(Data entries for graphics)
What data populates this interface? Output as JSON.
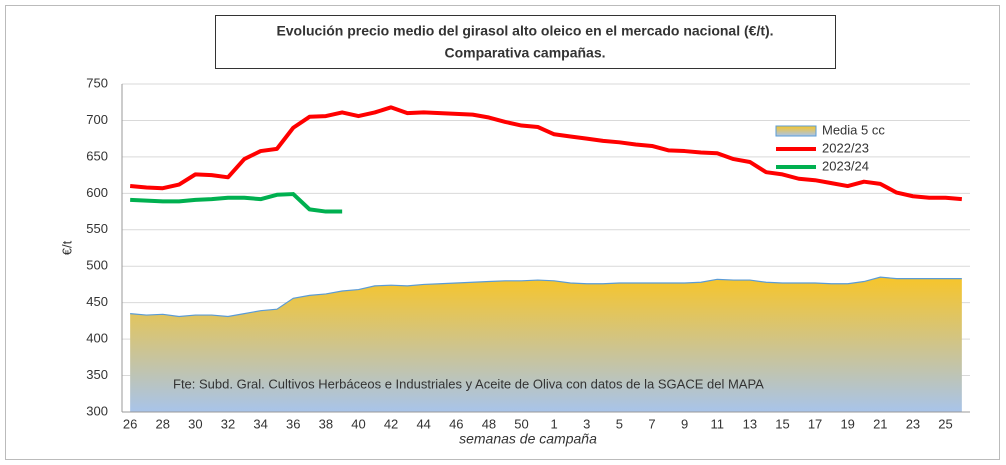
{
  "chart_data": {
    "type": "line",
    "title": [
      "Evolución precio medio del girasol alto oleico en el mercado nacional (€/t).",
      "Comparativa campañas."
    ],
    "y_label": "€/t",
    "x_label": "semanas de campaña",
    "annotation": "Fte: Subd. Gral. Cultivos Herbáceos e Industriales y Aceite de Oliva con datos de la SGACE del MAPA",
    "categories": [
      "26",
      null,
      "28",
      null,
      "30",
      null,
      "32",
      null,
      "34",
      null,
      "36",
      null,
      "38",
      null,
      "40",
      null,
      "42",
      null,
      "44",
      null,
      "46",
      null,
      "48",
      null,
      "50",
      null,
      "1",
      null,
      "3",
      null,
      "5",
      null,
      "7",
      null,
      "9",
      null,
      "11",
      null,
      "13",
      null,
      "15",
      null,
      "17",
      null,
      "19",
      null,
      "21",
      null,
      "23",
      null,
      "25",
      null
    ],
    "series": [
      {
        "name": "Media 5 cc",
        "style": "area",
        "color": "#5b9bd5",
        "fill_colors": [
          "#f7c52a",
          "#a8c4ea"
        ],
        "values": [
          435,
          433,
          434,
          431,
          433,
          433,
          431,
          435,
          439,
          441,
          456,
          460,
          462,
          466,
          468,
          473,
          474,
          473,
          475,
          476,
          477,
          478,
          479,
          480,
          480,
          481,
          480,
          477,
          476,
          476,
          477,
          477,
          477,
          477,
          477,
          478,
          482,
          481,
          481,
          478,
          477,
          477,
          477,
          476,
          476,
          479,
          485,
          483,
          483,
          483,
          483,
          483
        ]
      },
      {
        "name": "2022/23",
        "style": "line",
        "color": "#ff0000",
        "values": [
          610,
          608,
          607,
          612,
          626,
          625,
          622,
          647,
          658,
          661,
          690,
          705,
          706,
          711,
          706,
          711,
          718,
          710,
          711,
          710,
          709,
          708,
          704,
          698,
          693,
          691,
          681,
          678,
          675,
          672,
          670,
          667,
          665,
          659,
          658,
          656,
          655,
          647,
          643,
          629,
          626,
          620,
          618,
          614,
          610,
          616,
          613,
          601,
          596,
          594,
          594,
          592
        ]
      },
      {
        "name": "2023/24",
        "style": "line",
        "color": "#00b050",
        "values": [
          591,
          590,
          589,
          589,
          591,
          592,
          594,
          594,
          592,
          598,
          599,
          578,
          575,
          575,
          null,
          null,
          null,
          null,
          null,
          null,
          null,
          null,
          null,
          null,
          null,
          null,
          null,
          null,
          null,
          null,
          null,
          null,
          null,
          null,
          null,
          null,
          null,
          null,
          null,
          null,
          null,
          null,
          null,
          null,
          null,
          null,
          null,
          null,
          null,
          null,
          null,
          null
        ]
      }
    ],
    "ylim": [
      300,
      750
    ],
    "yticks": [
      300,
      350,
      400,
      450,
      500,
      550,
      600,
      650,
      700,
      750
    ],
    "grid": true,
    "legend": "top-right"
  }
}
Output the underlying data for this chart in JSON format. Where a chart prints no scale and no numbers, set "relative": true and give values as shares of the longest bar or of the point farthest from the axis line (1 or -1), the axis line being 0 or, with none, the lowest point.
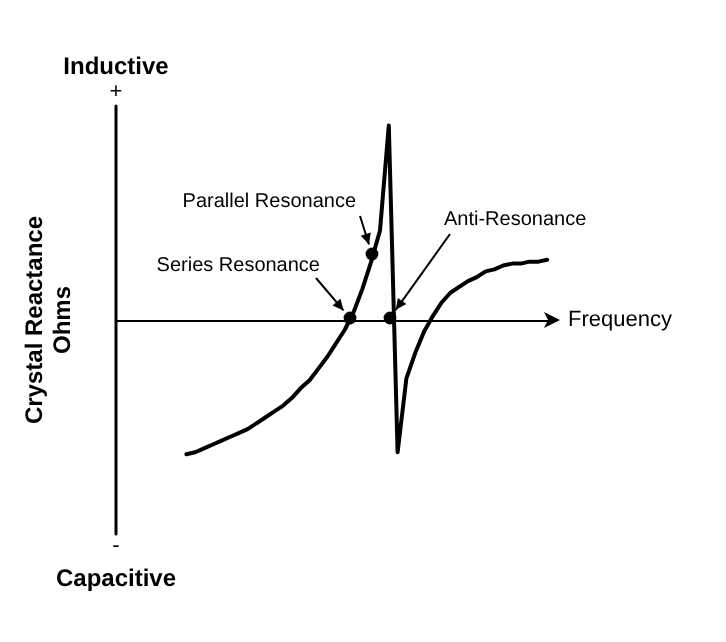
{
  "chart_data": {
    "type": "line",
    "relative": true,
    "xlabel": "Frequency",
    "ylabel": "Crystal Reactance Ohms",
    "grid": false,
    "annotations": [
      "Inductive",
      "+",
      "-",
      "Capacitive",
      "Parallel Resonance",
      "Series Resonance",
      "Anti-Resonance"
    ],
    "categories": [
      null,
      null,
      null,
      null,
      null,
      null,
      null,
      null,
      null,
      null,
      null,
      null,
      null,
      null,
      null,
      null,
      null,
      null,
      null,
      null,
      null,
      null,
      null,
      null,
      null,
      null,
      null,
      null,
      null,
      null,
      null,
      null,
      null,
      null,
      null,
      null,
      null,
      null,
      null,
      null,
      null,
      null,
      null,
      null,
      null,
      null,
      null,
      null,
      null,
      null,
      null
    ],
    "series": [
      {
        "color": "#000000",
        "line_style": "solid",
        "values": [
          null,
          null,
          null,
          null,
          null,
          null,
          null,
          null,
          -0.69,
          -0.68,
          -0.66,
          -0.64,
          -0.62,
          -0.6,
          -0.58,
          -0.56,
          -0.53,
          -0.5,
          -0.47,
          -0.44,
          -0.4,
          -0.35,
          -0.31,
          -0.25,
          -0.19,
          -0.12,
          -0.05,
          0.04,
          0.16,
          0.3,
          0.46,
          1,
          -0.68,
          -0.3,
          -0.17,
          -0.06,
          0.02,
          0.09,
          0.14,
          0.17,
          0.2,
          0.22,
          0.25,
          0.26,
          0.28,
          0.29,
          0.29,
          0.3,
          0.3,
          0.31,
          null
        ]
      }
    ]
  }
}
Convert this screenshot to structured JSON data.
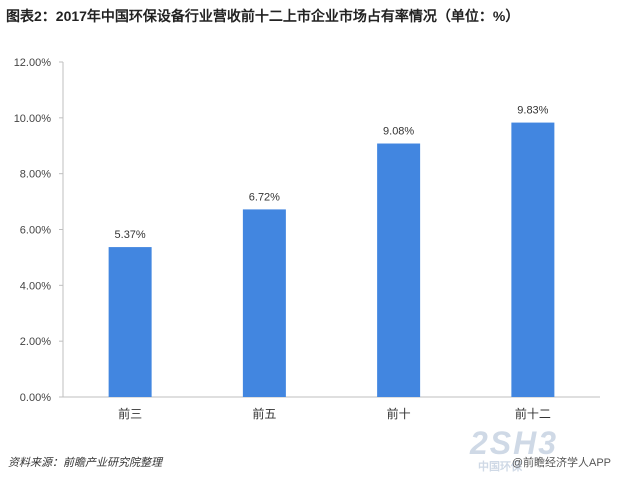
{
  "title": "图表2：2017年中国环保设备行业营收前十二上市企业市场占有率情况（单位：%）",
  "source": "资料来源：前瞻产业研究院整理",
  "credit": "@前瞻经济学人APP",
  "watermark": "2SH3",
  "watermark_sub": "中国环保",
  "colors": {
    "bar": "#4286e0",
    "axis": "#bfbfbf"
  },
  "chart_data": {
    "type": "bar",
    "categories": [
      "前三",
      "前五",
      "前十",
      "前十二"
    ],
    "values": [
      5.37,
      6.72,
      9.08,
      9.83
    ],
    "value_labels": [
      "5.37%",
      "6.72%",
      "9.08%",
      "9.83%"
    ],
    "ylim": [
      0,
      12
    ],
    "yticks": [
      "0.00%",
      "2.00%",
      "4.00%",
      "6.00%",
      "8.00%",
      "10.00%",
      "12.00%"
    ],
    "grid": false
  }
}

#### [EXERCISE PROMPT]
Give all the lines above again, character for character, without pictures.

#### [TASK RESULT]
What data populates this interface? Output as JSON.
{
  "chart_data": {
    "type": "line",
    "title": [
      "Evolución precio medio del girasol alto oleico en el mercado nacional (€/t).",
      "Comparativa campañas."
    ],
    "y_label": "€/t",
    "x_label": "semanas de campaña",
    "annotation": "Fte: Subd. Gral. Cultivos Herbáceos e Industriales y Aceite de Oliva con datos de la SGACE del MAPA",
    "categories": [
      "26",
      null,
      "28",
      null,
      "30",
      null,
      "32",
      null,
      "34",
      null,
      "36",
      null,
      "38",
      null,
      "40",
      null,
      "42",
      null,
      "44",
      null,
      "46",
      null,
      "48",
      null,
      "50",
      null,
      "1",
      null,
      "3",
      null,
      "5",
      null,
      "7",
      null,
      "9",
      null,
      "11",
      null,
      "13",
      null,
      "15",
      null,
      "17",
      null,
      "19",
      null,
      "21",
      null,
      "23",
      null,
      "25",
      null
    ],
    "series": [
      {
        "name": "Media 5 cc",
        "style": "area",
        "color": "#5b9bd5",
        "fill_colors": [
          "#f7c52a",
          "#a8c4ea"
        ],
        "values": [
          435,
          433,
          434,
          431,
          433,
          433,
          431,
          435,
          439,
          441,
          456,
          460,
          462,
          466,
          468,
          473,
          474,
          473,
          475,
          476,
          477,
          478,
          479,
          480,
          480,
          481,
          480,
          477,
          476,
          476,
          477,
          477,
          477,
          477,
          477,
          478,
          482,
          481,
          481,
          478,
          477,
          477,
          477,
          476,
          476,
          479,
          485,
          483,
          483,
          483,
          483,
          483
        ]
      },
      {
        "name": "2022/23",
        "style": "line",
        "color": "#ff0000",
        "values": [
          610,
          608,
          607,
          612,
          626,
          625,
          622,
          647,
          658,
          661,
          690,
          705,
          706,
          711,
          706,
          711,
          718,
          710,
          711,
          710,
          709,
          708,
          704,
          698,
          693,
          691,
          681,
          678,
          675,
          672,
          670,
          667,
          665,
          659,
          658,
          656,
          655,
          647,
          643,
          629,
          626,
          620,
          618,
          614,
          610,
          616,
          613,
          601,
          596,
          594,
          594,
          592
        ]
      },
      {
        "name": "2023/24",
        "style": "line",
        "color": "#00b050",
        "values": [
          591,
          590,
          589,
          589,
          591,
          592,
          594,
          594,
          592,
          598,
          599,
          578,
          575,
          575,
          null,
          null,
          null,
          null,
          null,
          null,
          null,
          null,
          null,
          null,
          null,
          null,
          null,
          null,
          null,
          null,
          null,
          null,
          null,
          null,
          null,
          null,
          null,
          null,
          null,
          null,
          null,
          null,
          null,
          null,
          null,
          null,
          null,
          null,
          null,
          null,
          null,
          null
        ]
      }
    ],
    "ylim": [
      300,
      750
    ],
    "yticks": [
      300,
      350,
      400,
      450,
      500,
      550,
      600,
      650,
      700,
      750
    ],
    "grid": true,
    "legend": "top-right"
  }
}
Output the underlying data for this chart in JSON format. Where a chart prints no scale and no numbers, set "relative": true and give values as shares of the longest bar or of the point farthest from the axis line (1 or -1), the axis line being 0 or, with none, the lowest point.
{
  "chart_data": {
    "type": "line",
    "relative": true,
    "xlabel": "Frequency",
    "ylabel": "Crystal Reactance Ohms",
    "grid": false,
    "annotations": [
      "Inductive",
      "+",
      "-",
      "Capacitive",
      "Parallel Resonance",
      "Series Resonance",
      "Anti-Resonance"
    ],
    "categories": [
      null,
      null,
      null,
      null,
      null,
      null,
      null,
      null,
      null,
      null,
      null,
      null,
      null,
      null,
      null,
      null,
      null,
      null,
      null,
      null,
      null,
      null,
      null,
      null,
      null,
      null,
      null,
      null,
      null,
      null,
      null,
      null,
      null,
      null,
      null,
      null,
      null,
      null,
      null,
      null,
      null,
      null,
      null,
      null,
      null,
      null,
      null,
      null,
      null,
      null,
      null
    ],
    "series": [
      {
        "color": "#000000",
        "line_style": "solid",
        "values": [
          null,
          null,
          null,
          null,
          null,
          null,
          null,
          null,
          -0.69,
          -0.68,
          -0.66,
          -0.64,
          -0.62,
          -0.6,
          -0.58,
          -0.56,
          -0.53,
          -0.5,
          -0.47,
          -0.44,
          -0.4,
          -0.35,
          -0.31,
          -0.25,
          -0.19,
          -0.12,
          -0.05,
          0.04,
          0.16,
          0.3,
          0.46,
          1,
          -0.68,
          -0.3,
          -0.17,
          -0.06,
          0.02,
          0.09,
          0.14,
          0.17,
          0.2,
          0.22,
          0.25,
          0.26,
          0.28,
          0.29,
          0.29,
          0.3,
          0.3,
          0.31,
          null
        ]
      }
    ]
  }
}
Convert this screenshot to structured JSON data.
{
  "title": "图表2：2017年中国环保设备行业营收前十二上市企业市场占有率情况（单位：%）",
  "source": "资料来源：前瞻产业研究院整理",
  "credit": "@前瞻经济学人APP",
  "watermark": "2SH3",
  "watermark_sub": "中国环保",
  "colors": {
    "bar": "#4286e0",
    "axis": "#bfbfbf"
  },
  "chart_data": {
    "type": "bar",
    "categories": [
      "前三",
      "前五",
      "前十",
      "前十二"
    ],
    "values": [
      5.37,
      6.72,
      9.08,
      9.83
    ],
    "value_labels": [
      "5.37%",
      "6.72%",
      "9.08%",
      "9.83%"
    ],
    "ylim": [
      0,
      12
    ],
    "yticks": [
      "0.00%",
      "2.00%",
      "4.00%",
      "6.00%",
      "8.00%",
      "10.00%",
      "12.00%"
    ],
    "grid": false
  }
}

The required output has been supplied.